Lift out all lines below that contain "your".

[Dataset rows]
◇ ◇ ◇ ◇

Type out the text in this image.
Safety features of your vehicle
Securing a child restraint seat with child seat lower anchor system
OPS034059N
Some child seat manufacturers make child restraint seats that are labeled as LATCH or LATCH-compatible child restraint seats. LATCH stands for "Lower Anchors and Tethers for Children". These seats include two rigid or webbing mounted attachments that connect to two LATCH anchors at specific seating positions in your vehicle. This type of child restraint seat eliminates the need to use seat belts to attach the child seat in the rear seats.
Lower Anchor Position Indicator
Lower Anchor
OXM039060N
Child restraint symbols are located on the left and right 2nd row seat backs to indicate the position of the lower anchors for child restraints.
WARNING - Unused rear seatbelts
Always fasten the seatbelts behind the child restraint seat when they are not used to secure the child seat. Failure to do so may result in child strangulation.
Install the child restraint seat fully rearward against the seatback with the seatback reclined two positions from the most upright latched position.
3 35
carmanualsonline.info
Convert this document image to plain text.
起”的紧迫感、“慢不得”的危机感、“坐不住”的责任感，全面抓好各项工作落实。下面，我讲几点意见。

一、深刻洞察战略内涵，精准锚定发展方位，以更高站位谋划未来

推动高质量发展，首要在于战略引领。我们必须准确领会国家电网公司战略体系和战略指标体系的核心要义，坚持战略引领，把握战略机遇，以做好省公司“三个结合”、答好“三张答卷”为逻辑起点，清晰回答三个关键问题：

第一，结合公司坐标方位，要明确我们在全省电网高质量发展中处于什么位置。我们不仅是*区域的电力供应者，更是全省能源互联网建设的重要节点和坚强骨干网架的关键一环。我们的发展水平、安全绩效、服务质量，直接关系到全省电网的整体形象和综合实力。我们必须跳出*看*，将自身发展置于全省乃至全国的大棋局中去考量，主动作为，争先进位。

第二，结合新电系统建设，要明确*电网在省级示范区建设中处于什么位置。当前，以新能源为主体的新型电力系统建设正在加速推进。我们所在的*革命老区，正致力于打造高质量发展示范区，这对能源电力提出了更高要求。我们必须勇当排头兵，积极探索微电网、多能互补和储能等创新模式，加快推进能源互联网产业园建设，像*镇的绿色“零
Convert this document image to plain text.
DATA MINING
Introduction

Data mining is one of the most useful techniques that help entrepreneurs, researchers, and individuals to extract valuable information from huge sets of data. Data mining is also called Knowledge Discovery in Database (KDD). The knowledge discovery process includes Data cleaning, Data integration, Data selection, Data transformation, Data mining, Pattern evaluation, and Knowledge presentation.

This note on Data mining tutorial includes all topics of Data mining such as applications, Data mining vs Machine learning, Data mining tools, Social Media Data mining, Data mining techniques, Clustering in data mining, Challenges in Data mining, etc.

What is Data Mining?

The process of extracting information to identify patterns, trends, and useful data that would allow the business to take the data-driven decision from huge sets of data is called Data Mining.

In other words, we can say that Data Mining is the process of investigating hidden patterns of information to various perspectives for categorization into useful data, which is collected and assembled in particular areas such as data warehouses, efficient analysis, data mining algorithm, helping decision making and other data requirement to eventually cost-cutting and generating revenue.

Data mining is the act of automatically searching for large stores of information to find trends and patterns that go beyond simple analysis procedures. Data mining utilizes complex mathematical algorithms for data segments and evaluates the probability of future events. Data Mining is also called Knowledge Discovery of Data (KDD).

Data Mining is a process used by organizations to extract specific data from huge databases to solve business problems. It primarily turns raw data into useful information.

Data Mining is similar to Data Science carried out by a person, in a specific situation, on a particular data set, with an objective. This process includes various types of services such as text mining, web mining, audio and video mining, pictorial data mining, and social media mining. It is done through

◇ ◇ ◇ ◇

→ Task output:
Safety features of your vehicle
Some child seat manufacturers make child restraint seats that are labeled as LATCH or LATCH-compatible child restraint seats. LATCH stands for "Lower Anchors and Tethers for Children". These seats include two rigid or webbing mounted attachments that connect to two LATCH anchors at specific seating positions in your vehicle. This type of child restraint seat eliminates the need to use seat belts to attach the child seat in the rear seats.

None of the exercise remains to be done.